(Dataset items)
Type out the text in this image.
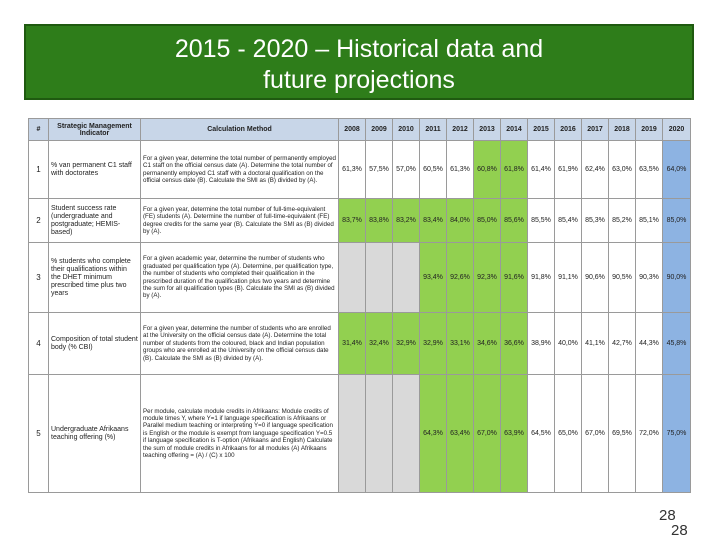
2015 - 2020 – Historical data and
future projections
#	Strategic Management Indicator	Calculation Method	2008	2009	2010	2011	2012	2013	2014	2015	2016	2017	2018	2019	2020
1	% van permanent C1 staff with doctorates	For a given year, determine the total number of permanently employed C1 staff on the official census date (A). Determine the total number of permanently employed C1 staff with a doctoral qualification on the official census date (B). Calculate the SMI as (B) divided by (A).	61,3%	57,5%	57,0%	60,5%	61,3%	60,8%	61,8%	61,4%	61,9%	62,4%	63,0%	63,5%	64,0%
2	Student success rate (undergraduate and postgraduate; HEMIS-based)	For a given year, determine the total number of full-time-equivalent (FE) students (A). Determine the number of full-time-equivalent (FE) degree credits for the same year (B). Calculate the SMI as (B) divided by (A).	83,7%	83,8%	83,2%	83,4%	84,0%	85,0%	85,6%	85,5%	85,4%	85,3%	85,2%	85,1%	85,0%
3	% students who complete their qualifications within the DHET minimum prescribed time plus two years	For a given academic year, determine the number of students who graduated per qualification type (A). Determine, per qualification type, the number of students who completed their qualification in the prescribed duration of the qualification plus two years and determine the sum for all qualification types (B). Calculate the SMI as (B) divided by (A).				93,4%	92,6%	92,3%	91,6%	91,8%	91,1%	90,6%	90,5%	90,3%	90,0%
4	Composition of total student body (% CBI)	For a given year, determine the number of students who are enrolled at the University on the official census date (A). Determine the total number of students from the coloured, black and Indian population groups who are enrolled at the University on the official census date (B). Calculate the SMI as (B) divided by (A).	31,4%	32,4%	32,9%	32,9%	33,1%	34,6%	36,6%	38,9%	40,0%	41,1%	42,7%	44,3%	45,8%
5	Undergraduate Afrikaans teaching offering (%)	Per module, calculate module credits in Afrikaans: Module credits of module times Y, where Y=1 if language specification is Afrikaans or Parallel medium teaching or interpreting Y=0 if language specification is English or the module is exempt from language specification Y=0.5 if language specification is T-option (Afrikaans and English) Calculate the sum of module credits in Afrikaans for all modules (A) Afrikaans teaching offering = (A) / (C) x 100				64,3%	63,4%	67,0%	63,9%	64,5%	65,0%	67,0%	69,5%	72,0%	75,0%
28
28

▸ Task to carry out
A faithful copy of the records above is needed, with the pictures left out.

▸ Written solution
Type out the text in this image.
2015 - 2020 – Historical data and
future projections
#	Strategic Management Indicator	Calculation Method	2008	2009	2010	2011	2012	2013	2014	2015	2016	2017	2018	2019	2020
1	% van permanent C1 staff with doctorates	For a given year, determine the total number of permanently employed C1 staff on the official census date (A). Determine the total number of permanently employed C1 staff with a doctoral qualification on the official census date (B). Calculate the SMI as (B) divided by (A).	61,3%	57,5%	57,0%	60,5%	61,3%	60,8%	61,8%	61,4%	61,9%	62,4%	63,0%	63,5%	64,0%
2	Student success rate (undergraduate and postgraduate; HEMIS-based)	For a given year, determine the total number of full-time-equivalent (FE) students (A). Determine the number of full-time-equivalent (FE) degree credits for the same year (B). Calculate the SMI as (B) divided by (A).	83,7%	83,8%	83,2%	83,4%	84,0%	85,0%	85,6%	85,5%	85,4%	85,3%	85,2%	85,1%	85,0%
3	% students who complete their qualifications within the DHET minimum prescribed time plus two years	For a given academic year, determine the number of students who graduated per qualification type (A). Determine, per qualification type, the number of students who completed their qualification in the prescribed duration of the qualification plus two years and determine the sum for all qualification types (B). Calculate the SMI as (B) divided by (A).				93,4%	92,6%	92,3%	91,6%	91,8%	91,1%	90,6%	90,5%	90,3%	90,0%
4	Composition of total student body (% CBI)	For a given year, determine the number of students who are enrolled at the University on the official census date (A). Determine the total number of students from the coloured, black and Indian population groups who are enrolled at the University on the official census date (B). Calculate the SMI as (B) divided by (A).	31,4%	32,4%	32,9%	32,9%	33,1%	34,6%	36,6%	38,9%	40,0%	41,1%	42,7%	44,3%	45,8%
5	Undergraduate Afrikaans teaching offering (%)	Per module, calculate module credits in Afrikaans: Module credits of module times Y, where Y=1 if language specification is Afrikaans or Parallel medium teaching or interpreting Y=0 if language specification is English or the module is exempt from language specification Y=0.5 if language specification is T-option (Afrikaans and English) Calculate the sum of module credits in Afrikaans for all modules (A) Afrikaans teaching offering = (A) / (C) x 100				64,3%	63,4%	67,0%	63,9%	64,5%	65,0%	67,0%	69,5%	72,0%	75,0%
28
28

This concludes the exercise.